··· Exercise materials ···

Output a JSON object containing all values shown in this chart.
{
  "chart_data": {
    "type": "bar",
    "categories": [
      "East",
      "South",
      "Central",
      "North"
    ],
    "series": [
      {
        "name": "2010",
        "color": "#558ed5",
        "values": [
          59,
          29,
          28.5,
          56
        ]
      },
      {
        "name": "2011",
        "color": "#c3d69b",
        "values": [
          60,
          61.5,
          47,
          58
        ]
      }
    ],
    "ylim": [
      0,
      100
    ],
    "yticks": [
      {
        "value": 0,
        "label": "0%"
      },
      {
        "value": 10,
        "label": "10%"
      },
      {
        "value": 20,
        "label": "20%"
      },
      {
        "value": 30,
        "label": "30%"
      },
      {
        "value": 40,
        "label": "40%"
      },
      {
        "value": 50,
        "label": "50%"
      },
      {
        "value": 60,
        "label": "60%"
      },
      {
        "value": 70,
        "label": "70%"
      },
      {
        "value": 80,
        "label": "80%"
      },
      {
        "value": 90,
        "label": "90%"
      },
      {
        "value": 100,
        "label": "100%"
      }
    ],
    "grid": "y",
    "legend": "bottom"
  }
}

···

Short problem: Return all of the data precisely as it appears.

Solution to this exercise:
Output a JSON object containing all values shown in this chart.
{
  "chart_data": {
    "type": "bar",
    "categories": [
      "East",
      "South",
      "Central",
      "North"
    ],
    "series": [
      {
        "name": "2010",
        "color": "#558ed5",
        "values": [
          59,
          29,
          28.5,
          56
        ]
      },
      {
        "name": "2011",
        "color": "#c3d69b",
        "values": [
          60,
          61.5,
          47,
          58
        ]
      }
    ],
    "ylim": [
      0,
      100
    ],
    "yticks": [
      {
        "value": 0,
        "label": "0%"
      },
      {
        "value": 10,
        "label": "10%"
      },
      {
        "value": 20,
        "label": "20%"
      },
      {
        "value": 30,
        "label": "30%"
      },
      {
        "value": 40,
        "label": "40%"
      },
      {
        "value": 50,
        "label": "50%"
      },
      {
        "value": 60,
        "label": "60%"
      },
      {
        "value": 70,
        "label": "70%"
      },
      {
        "value": 80,
        "label": "80%"
      },
      {
        "value": 90,
        "label": "90%"
      },
      {
        "value": 100,
        "label": "100%"
      }
    ],
    "grid": "y",
    "legend": "bottom"
  }
}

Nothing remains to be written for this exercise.